__ENTRIES SHOWN__.

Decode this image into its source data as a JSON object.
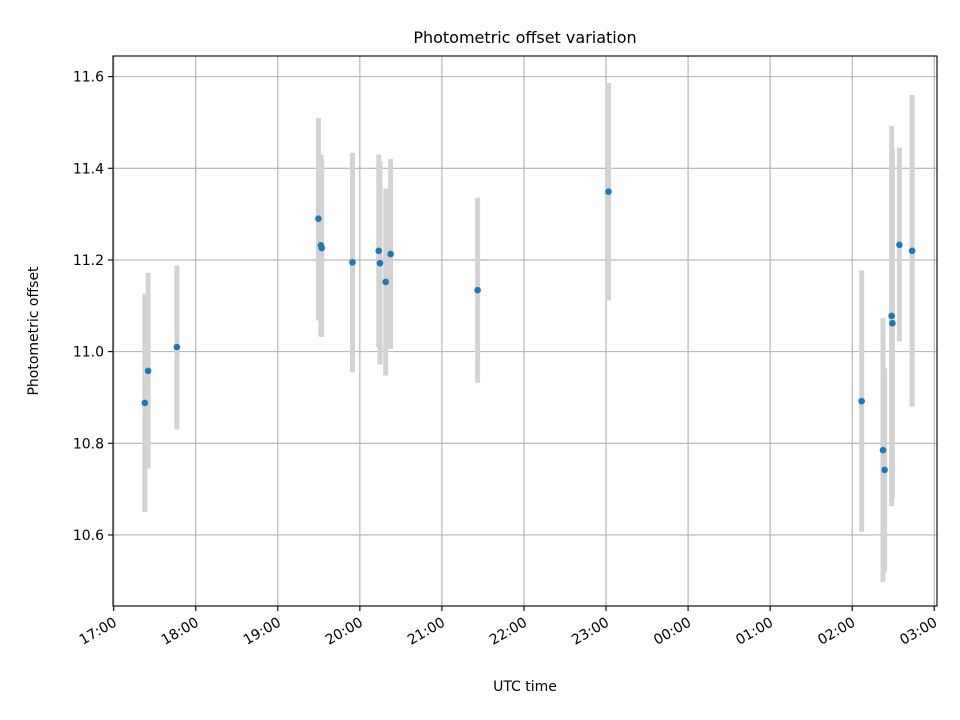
{
  "chart_data": {
    "type": "scatter",
    "title": "Photometric offset variation",
    "xlabel": "UTC time",
    "ylabel": "Photometric offset",
    "grid": true,
    "x_unit": "minutes after 17:00 UTC",
    "xlim": [
      -0.5,
      602
    ],
    "ylim": [
      10.445,
      11.645
    ],
    "xticks": [
      {
        "x": 0,
        "label": "17:00"
      },
      {
        "x": 60,
        "label": "18:00"
      },
      {
        "x": 120,
        "label": "19:00"
      },
      {
        "x": 180,
        "label": "20:00"
      },
      {
        "x": 240,
        "label": "21:00"
      },
      {
        "x": 300,
        "label": "22:00"
      },
      {
        "x": 360,
        "label": "23:00"
      },
      {
        "x": 420,
        "label": "00:00"
      },
      {
        "x": 480,
        "label": "01:00"
      },
      {
        "x": 540,
        "label": "02:00"
      },
      {
        "x": 600,
        "label": "03:00"
      }
    ],
    "yticks": [
      {
        "y": 10.6,
        "label": "10.6"
      },
      {
        "y": 10.8,
        "label": "10.8"
      },
      {
        "y": 11.0,
        "label": "11.0"
      },
      {
        "y": 11.2,
        "label": "11.2"
      },
      {
        "y": 11.4,
        "label": "11.4"
      },
      {
        "y": 11.6,
        "label": "11.6"
      }
    ],
    "colors": {
      "marker": "#1f77b4",
      "errorbar": "#d3d3d3",
      "grid": "#b0b0b0"
    },
    "points": [
      {
        "x": 22.8,
        "y": 10.888,
        "lo": 10.65,
        "hi": 11.126
      },
      {
        "x": 25.2,
        "y": 10.958,
        "lo": 10.745,
        "hi": 11.172
      },
      {
        "x": 46.2,
        "y": 11.01,
        "lo": 10.83,
        "hi": 11.188
      },
      {
        "x": 149.7,
        "y": 11.29,
        "lo": 11.068,
        "hi": 11.51
      },
      {
        "x": 151.5,
        "y": 11.232,
        "lo": 11.034,
        "hi": 11.43
      },
      {
        "x": 152.1,
        "y": 11.226,
        "lo": 11.032,
        "hi": 11.42
      },
      {
        "x": 174.6,
        "y": 11.195,
        "lo": 10.955,
        "hi": 11.434
      },
      {
        "x": 193.8,
        "y": 11.22,
        "lo": 11.01,
        "hi": 11.43
      },
      {
        "x": 194.7,
        "y": 11.193,
        "lo": 10.972,
        "hi": 11.414
      },
      {
        "x": 198.9,
        "y": 11.152,
        "lo": 10.948,
        "hi": 11.356
      },
      {
        "x": 202.5,
        "y": 11.213,
        "lo": 11.006,
        "hi": 11.42
      },
      {
        "x": 266.1,
        "y": 11.134,
        "lo": 10.932,
        "hi": 11.336
      },
      {
        "x": 361.8,
        "y": 11.349,
        "lo": 11.112,
        "hi": 11.586
      },
      {
        "x": 546.9,
        "y": 10.892,
        "lo": 10.607,
        "hi": 11.177
      },
      {
        "x": 562.5,
        "y": 10.785,
        "lo": 10.497,
        "hi": 11.073
      },
      {
        "x": 563.7,
        "y": 10.742,
        "lo": 10.52,
        "hi": 10.964
      },
      {
        "x": 568.8,
        "y": 11.078,
        "lo": 10.663,
        "hi": 11.492
      },
      {
        "x": 569.4,
        "y": 11.062,
        "lo": 10.68,
        "hi": 11.443
      },
      {
        "x": 574.5,
        "y": 11.233,
        "lo": 11.022,
        "hi": 11.445
      },
      {
        "x": 583.8,
        "y": 11.22,
        "lo": 10.88,
        "hi": 11.56
      }
    ]
  }
}
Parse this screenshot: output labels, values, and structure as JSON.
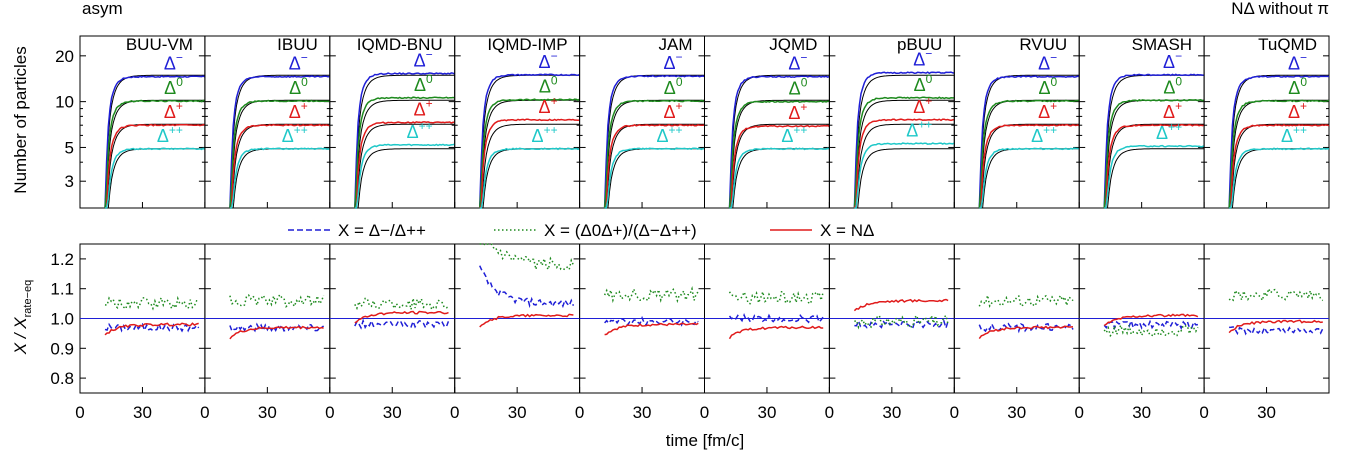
{
  "header": {
    "left_label": "asym",
    "right_label": "NΔ without π"
  },
  "chart_data": [
    {
      "type": "line",
      "panel": "top",
      "ylabel": "Number of particles",
      "yscale": "log",
      "ylim": [
        2.0,
        27.0
      ],
      "xlim": [
        0,
        60
      ],
      "yticks": [
        3,
        5,
        10,
        20
      ],
      "ytick_labels": [
        "3",
        "5",
        "10",
        "20"
      ],
      "models": [
        "BUU-VM",
        "IBUU",
        "IQMD-BNU",
        "IQMD-IMP",
        "JAM",
        "JQMD",
        "pBUU",
        "RVUU",
        "SMASH",
        "TuQMD"
      ],
      "species": [
        {
          "label": "Δ",
          "sup": "−",
          "color": "#1f1fd6",
          "rate_eq_plateau": 14.9
        },
        {
          "label": "Δ",
          "sup": "0",
          "color": "#1e8a1e",
          "rate_eq_plateau": 10.2
        },
        {
          "label": "Δ",
          "sup": "+",
          "color": "#e01b1b",
          "rate_eq_plateau": 7.1
        },
        {
          "label": "Δ",
          "sup": "++",
          "color": "#1fc8c8",
          "rate_eq_plateau": 4.9
        }
      ],
      "reference_curve_color": "#000000",
      "model_plateaus": {
        "BUU-VM": [
          14.6,
          10.1,
          7.0,
          4.9
        ],
        "IBUU": [
          14.6,
          10.1,
          7.0,
          4.9
        ],
        "IQMD-BNU": [
          15.3,
          10.6,
          7.3,
          5.2
        ],
        "IQMD-IMP": [
          15.0,
          10.3,
          7.6,
          4.9
        ],
        "JAM": [
          14.7,
          10.1,
          7.0,
          4.9
        ],
        "JQMD": [
          14.6,
          10.0,
          6.9,
          4.9
        ],
        "pBUU": [
          15.5,
          10.6,
          7.6,
          5.3
        ],
        "RVUU": [
          14.6,
          10.1,
          7.0,
          4.9
        ],
        "SMASH": [
          15.0,
          10.2,
          7.0,
          5.1
        ],
        "TuQMD": [
          14.6,
          10.1,
          7.0,
          4.9
        ]
      }
    },
    {
      "type": "line",
      "panel": "bottom",
      "ylabel": "X / X",
      "ylabel_sub": "rate−eq",
      "xlabel": "time [fm/c]",
      "ylim": [
        0.75,
        1.25
      ],
      "xlim": [
        0,
        60
      ],
      "yticks": [
        0.8,
        0.9,
        1.0,
        1.1,
        1.2
      ],
      "ytick_labels": [
        "0.8",
        "0.9",
        "1.0",
        "1.1",
        "1.2"
      ],
      "xticks": [
        0,
        30
      ],
      "xtick_labels": [
        "0",
        "30"
      ],
      "reference_line": 1.0,
      "legend": [
        {
          "text": "X = Δ−/Δ++",
          "color": "#1f1fd6",
          "style": "dashed"
        },
        {
          "text": "X = (Δ0Δ+)/(Δ−Δ++)",
          "color": "#1e8a1e",
          "style": "dotted"
        },
        {
          "text": "X = NΔ",
          "color": "#e01b1b",
          "style": "solid"
        }
      ],
      "ratio_levels": {
        "BUU-VM": {
          "dm_dpp": 0.97,
          "d0dp": 1.05,
          "ndelta": 0.98
        },
        "IBUU": {
          "dm_dpp": 0.97,
          "d0dp": 1.06,
          "ndelta": 0.97
        },
        "IQMD-BNU": {
          "dm_dpp": 0.98,
          "d0dp": 1.05,
          "ndelta": 1.02
        },
        "IQMD-IMP": {
          "dm_dpp": 1.05,
          "d0dp": 1.18,
          "ndelta": 1.01
        },
        "JAM": {
          "dm_dpp": 0.99,
          "d0dp": 1.08,
          "ndelta": 0.98
        },
        "JQMD": {
          "dm_dpp": 1.0,
          "d0dp": 1.07,
          "ndelta": 0.97
        },
        "pBUU": {
          "dm_dpp": 0.98,
          "d0dp": 0.99,
          "ndelta": 1.06
        },
        "RVUU": {
          "dm_dpp": 0.97,
          "d0dp": 1.06,
          "ndelta": 0.97
        },
        "SMASH": {
          "dm_dpp": 0.98,
          "d0dp": 0.96,
          "ndelta": 1.01
        },
        "TuQMD": {
          "dm_dpp": 0.96,
          "d0dp": 1.08,
          "ndelta": 0.99
        }
      }
    }
  ]
}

__REQUIRED WORK__. Pull out each line of the records holding the string "style".

__CORRECT RESPONSE__.
          "style": "dashed"
          "style": "dotted"
          "style": "solid"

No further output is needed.